* Request: Each line containing the word "name" needs to be copied.

Data entries for graphics:
____________

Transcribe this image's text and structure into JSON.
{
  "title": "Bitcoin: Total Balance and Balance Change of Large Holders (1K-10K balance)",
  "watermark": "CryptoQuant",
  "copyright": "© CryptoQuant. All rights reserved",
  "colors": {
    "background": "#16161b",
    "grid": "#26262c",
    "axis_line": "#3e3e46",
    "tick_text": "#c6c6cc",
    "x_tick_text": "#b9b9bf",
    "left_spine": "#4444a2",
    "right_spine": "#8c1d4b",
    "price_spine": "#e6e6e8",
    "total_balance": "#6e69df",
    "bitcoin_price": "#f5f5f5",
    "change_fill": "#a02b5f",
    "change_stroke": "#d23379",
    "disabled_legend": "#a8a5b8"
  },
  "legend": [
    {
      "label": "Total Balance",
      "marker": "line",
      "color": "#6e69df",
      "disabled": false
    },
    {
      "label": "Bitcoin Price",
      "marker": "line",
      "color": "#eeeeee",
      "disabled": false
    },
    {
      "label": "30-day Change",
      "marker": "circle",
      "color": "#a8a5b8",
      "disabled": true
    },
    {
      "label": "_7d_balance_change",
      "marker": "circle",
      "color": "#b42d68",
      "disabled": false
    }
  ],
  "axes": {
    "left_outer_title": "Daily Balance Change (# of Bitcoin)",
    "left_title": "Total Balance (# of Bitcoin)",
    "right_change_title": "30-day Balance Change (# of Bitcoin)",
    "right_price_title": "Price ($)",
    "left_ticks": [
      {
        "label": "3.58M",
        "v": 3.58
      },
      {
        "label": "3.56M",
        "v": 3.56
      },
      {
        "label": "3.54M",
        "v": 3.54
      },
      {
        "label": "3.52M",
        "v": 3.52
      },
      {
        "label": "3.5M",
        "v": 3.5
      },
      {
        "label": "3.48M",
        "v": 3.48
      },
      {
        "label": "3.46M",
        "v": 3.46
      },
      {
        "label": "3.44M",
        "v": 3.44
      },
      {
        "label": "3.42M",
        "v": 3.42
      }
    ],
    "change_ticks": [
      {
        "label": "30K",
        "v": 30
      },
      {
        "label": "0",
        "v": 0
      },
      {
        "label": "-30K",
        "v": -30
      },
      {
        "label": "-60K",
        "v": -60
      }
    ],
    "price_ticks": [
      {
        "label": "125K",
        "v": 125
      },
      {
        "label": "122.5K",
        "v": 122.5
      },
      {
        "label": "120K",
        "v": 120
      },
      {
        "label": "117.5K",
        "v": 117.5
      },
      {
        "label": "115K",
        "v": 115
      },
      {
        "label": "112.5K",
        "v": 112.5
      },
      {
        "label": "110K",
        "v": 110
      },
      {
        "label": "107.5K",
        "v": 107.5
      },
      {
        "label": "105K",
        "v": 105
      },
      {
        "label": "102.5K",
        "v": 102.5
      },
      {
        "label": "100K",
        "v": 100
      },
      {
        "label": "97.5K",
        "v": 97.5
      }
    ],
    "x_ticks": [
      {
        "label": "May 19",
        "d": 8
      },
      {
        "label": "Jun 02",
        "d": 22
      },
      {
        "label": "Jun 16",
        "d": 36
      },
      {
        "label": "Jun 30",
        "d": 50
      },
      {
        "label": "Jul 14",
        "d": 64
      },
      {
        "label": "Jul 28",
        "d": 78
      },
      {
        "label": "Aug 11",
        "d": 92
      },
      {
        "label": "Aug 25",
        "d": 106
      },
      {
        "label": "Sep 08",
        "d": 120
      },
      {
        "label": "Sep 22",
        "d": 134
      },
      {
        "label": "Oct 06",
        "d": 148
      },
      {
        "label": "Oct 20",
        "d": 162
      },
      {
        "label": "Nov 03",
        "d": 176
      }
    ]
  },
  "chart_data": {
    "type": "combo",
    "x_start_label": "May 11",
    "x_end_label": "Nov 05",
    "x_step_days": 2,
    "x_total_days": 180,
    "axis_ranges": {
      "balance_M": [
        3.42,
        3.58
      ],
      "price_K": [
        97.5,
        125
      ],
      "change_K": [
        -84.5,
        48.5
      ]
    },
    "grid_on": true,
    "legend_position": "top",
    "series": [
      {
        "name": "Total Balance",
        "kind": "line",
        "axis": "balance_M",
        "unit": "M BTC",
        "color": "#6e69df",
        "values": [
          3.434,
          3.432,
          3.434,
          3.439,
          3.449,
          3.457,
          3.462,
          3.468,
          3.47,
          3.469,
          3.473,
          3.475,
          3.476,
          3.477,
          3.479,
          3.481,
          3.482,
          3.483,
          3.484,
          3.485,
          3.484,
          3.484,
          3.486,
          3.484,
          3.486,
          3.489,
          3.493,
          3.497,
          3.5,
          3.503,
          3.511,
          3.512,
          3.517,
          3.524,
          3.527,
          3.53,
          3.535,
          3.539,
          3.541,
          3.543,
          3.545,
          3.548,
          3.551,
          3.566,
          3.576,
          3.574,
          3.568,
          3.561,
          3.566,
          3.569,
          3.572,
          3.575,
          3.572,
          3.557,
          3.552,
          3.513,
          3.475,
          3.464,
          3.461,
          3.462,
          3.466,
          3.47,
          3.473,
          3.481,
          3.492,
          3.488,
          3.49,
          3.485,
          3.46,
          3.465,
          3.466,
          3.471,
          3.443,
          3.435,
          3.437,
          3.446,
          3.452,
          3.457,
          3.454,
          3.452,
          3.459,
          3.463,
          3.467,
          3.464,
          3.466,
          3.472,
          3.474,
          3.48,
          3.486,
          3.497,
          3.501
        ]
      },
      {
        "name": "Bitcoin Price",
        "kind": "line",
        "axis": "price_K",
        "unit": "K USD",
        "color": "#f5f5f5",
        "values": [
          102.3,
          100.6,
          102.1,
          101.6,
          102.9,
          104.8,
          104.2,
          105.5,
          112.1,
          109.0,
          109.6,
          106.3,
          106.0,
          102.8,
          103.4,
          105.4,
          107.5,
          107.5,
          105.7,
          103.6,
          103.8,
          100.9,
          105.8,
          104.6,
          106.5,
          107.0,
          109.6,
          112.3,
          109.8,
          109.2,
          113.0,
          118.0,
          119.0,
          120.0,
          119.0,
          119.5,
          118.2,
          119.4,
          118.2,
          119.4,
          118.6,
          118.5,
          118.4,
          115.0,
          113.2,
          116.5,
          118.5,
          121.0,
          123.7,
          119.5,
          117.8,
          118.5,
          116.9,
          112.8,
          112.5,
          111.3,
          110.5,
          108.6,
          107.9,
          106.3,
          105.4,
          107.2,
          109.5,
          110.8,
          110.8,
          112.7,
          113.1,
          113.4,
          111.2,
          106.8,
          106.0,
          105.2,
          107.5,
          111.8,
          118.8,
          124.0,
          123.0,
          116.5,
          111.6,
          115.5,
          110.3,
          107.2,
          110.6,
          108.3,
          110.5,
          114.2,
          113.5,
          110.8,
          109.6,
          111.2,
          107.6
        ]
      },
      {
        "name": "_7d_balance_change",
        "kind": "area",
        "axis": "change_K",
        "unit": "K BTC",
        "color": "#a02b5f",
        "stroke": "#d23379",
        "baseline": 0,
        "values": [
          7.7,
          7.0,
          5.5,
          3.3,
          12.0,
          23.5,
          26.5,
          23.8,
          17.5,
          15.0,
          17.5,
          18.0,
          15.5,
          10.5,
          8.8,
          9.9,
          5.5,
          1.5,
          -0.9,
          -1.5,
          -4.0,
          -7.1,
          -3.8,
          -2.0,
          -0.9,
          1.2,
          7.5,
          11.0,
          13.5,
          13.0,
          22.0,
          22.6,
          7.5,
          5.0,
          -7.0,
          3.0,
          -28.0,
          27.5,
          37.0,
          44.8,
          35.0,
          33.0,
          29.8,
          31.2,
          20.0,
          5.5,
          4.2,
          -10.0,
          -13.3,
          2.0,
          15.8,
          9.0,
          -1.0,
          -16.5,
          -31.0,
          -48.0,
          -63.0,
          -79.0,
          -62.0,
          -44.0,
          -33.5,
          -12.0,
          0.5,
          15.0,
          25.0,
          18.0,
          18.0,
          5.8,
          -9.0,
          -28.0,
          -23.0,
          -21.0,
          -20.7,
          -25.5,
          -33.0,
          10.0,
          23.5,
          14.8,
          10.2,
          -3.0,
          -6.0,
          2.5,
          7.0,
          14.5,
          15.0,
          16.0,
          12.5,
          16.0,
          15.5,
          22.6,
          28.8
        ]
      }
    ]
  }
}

____________

* The output:
        "name": "Total Balance",
        "name": "Bitcoin Price",
        "name": "_7d_balance_change",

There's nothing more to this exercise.